--- SELECTED EXTRACT Enclosed Below ---


    Thoughts? Has anyone tried doing this?

    1. mrjones Post author

      Reyanna – yeah – this trick is definitely for those that never want their mic to work again. You could get tricky and try to wire an inline switch so you could turn it on and off! As well, there’s definitely room to stuff something in there to block the mic. It’s so small it wouldn’t take much. Report back if you try anything, I’d love to hear about it!

  6. Jack

    I was able to follow the video and it all went smooth. Thanks! Someone could prob make money removing mic’s and reselling these on ebay for $15 mark up.

    1. mrjones Post author

      Dinesh – I’m not an EE kinda guy, so I couldn’t say for sure. However, if you’re comfy with some soldering – it seems like you could at the least extend the leads off the board to the same mic. A full on 1/8″ mic jack would be really nice, but again, I don’t know the specifics of the board and jack requirements to know if that’s possible. Sorry!

      1. JR

        Ot could be done. Just make sure what kind of mic (electret or powered) and use shielded cable to go from the camera to the mic.

  7. Will Chappell

    I just couldn’t the cable inside plugged back into its socket in any orientation, and eventually the cable ripped while I struggled with it and now I’m out a camera. :(

    How the hell are you getting that cable back in?

    1. mrjones Post author

      Will – On no! I’m sorry to hear that. Which cable are you having trouble with? Was it the speaker cable as seen around the 1m 20s mark in the video or the WiFi antenna around the 1m 50s?

      Reviewing the video, I’m guessing it’s the WiFi antenna. I spent almost a a full 2 min of the 6 min video trying to get that cable reconnected. I see in the end I positioned as best I could and then used the screwdriver to lever it back into place. By that time, this was the third or fourth camera I’d tried it on, so practice made perfect. Sorry again to hear about your camera!

      I’ve added a warning at the top of the post so other users are aware there’s a risk of bricking your camera.

  8. JavRod

    Yup, ripped my WIFI connection right off the board :-(.. Close enough to the Office AP, that it still works… Thanks for the knowledge! Will have to kiddy glove the next one :-).

  9. Lee

    You do not have to disconnect the last wire with the spade terminal.You can maneuver the part enough to get pliers om mic,worked for me.I now have privacy when i share my cam.

--- End of Enclosed SELECTED EXTRACT ---
--- SOURCE INFORMATION Enclosed Below ---

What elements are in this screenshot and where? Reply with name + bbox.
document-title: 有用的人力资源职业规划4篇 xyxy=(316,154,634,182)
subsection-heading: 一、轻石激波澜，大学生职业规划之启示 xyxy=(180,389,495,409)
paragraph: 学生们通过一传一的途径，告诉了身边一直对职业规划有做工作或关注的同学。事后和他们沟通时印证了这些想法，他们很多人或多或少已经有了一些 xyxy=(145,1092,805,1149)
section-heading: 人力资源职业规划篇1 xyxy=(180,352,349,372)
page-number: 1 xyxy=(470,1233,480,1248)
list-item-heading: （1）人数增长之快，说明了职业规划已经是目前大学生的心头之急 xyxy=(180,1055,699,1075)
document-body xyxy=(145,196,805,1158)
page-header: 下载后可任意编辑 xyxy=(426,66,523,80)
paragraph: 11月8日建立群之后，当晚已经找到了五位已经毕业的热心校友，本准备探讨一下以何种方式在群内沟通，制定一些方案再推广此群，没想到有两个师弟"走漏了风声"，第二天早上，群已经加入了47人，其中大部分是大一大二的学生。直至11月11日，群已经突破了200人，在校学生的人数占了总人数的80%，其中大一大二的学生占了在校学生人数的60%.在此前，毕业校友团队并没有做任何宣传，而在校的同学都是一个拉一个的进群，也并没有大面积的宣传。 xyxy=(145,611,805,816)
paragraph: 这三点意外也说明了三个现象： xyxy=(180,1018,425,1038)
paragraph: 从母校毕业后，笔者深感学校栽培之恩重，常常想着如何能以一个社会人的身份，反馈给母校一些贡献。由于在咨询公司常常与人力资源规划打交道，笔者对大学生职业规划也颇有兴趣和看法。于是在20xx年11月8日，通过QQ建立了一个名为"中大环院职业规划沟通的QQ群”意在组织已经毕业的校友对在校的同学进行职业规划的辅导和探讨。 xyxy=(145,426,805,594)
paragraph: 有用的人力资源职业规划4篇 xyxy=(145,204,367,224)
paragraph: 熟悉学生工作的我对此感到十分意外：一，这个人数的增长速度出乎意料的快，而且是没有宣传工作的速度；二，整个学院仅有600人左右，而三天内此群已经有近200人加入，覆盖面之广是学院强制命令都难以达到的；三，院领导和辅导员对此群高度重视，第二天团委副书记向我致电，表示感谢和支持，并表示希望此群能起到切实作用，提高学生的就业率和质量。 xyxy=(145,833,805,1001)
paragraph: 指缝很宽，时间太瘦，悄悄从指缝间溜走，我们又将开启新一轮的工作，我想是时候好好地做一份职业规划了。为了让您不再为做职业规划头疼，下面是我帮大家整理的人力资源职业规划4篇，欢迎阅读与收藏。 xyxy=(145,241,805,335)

--- End of Enclosed SOURCE INFORMATION ---

TASK ITEM A:
Answer the following questions using the camera microphone comment thread.
(i) What markup does Jack suggest someone could charge when reselling these cameras on eBay?
(ii) What kind of cable does JR recommend for running from the camera to the mic?
(iii) Of the 6-minute video, how long does mrjones say he spent trying to reconnect the cable?
TASK ITEM B: Write the next part of the camera microphone comment thread, continuing after its final comment.

WRITTEN RESPONSE A:
(i) $15.
(ii) Shielded cable.
(iii) Almost a full 2 minutes.

WRITTEN RESPONSE B:
  10. Reid Dissinger

    Hey man! I’m trying to do the opposite here and upgrade the mic. I’m trying to make it an external mic and change it out to a bit beefier one. Any advice? I’m at a loss here and I’m not totally clueless with this stuff but have never done a mic swap.

    1. mrjones Post author

      Reid – Sounds fun! I’m not so much the hardware type, more of a software type (or maybe a destroy hardware type ;). That said, if you can figure the specs of the on board mic, you should be able to replace it with an external one. Maybe you could figure how to wire up and mount a 3.5mm female audio jack?

      If you come up with a solution, lemme know!

      Best of luck.

    2. SpoonMan

      Yeah this is what Im trying to do. The audio quality when Im checking in on my employees is not sufficient. OtherwYze I absolutely love these cameras. Ive got this spare lavalier mic sitting here, and am trying to convince myself that it would work.

  11. Adam

    Is there enough room to get the solder gun next to the mic if you take the front black housing off? I’ve taken the front plastic off with a paperclip before but didn’t actually take notice of the mic at the time. I’m thinking holding two solders on each side and a easing pull would de-seat from the PCB, yes?

    1. mrjones Post author

      Adam – I actually had a shop mate do the de-soldering! Looking at the pictures it appears to be surface mount, so maybe you could do it from only the one side? Sorry! Best of luck.

  12. anchap

    for an alternative and reversible fix, just placing a very generous glob of hot glue on the microphone effectively disables the microphone. it seems sound waves cannot coherently get to the mic through the glue.

    then when going on vacation, you can just peel the hot glue off and you can have sound again to monitor the area.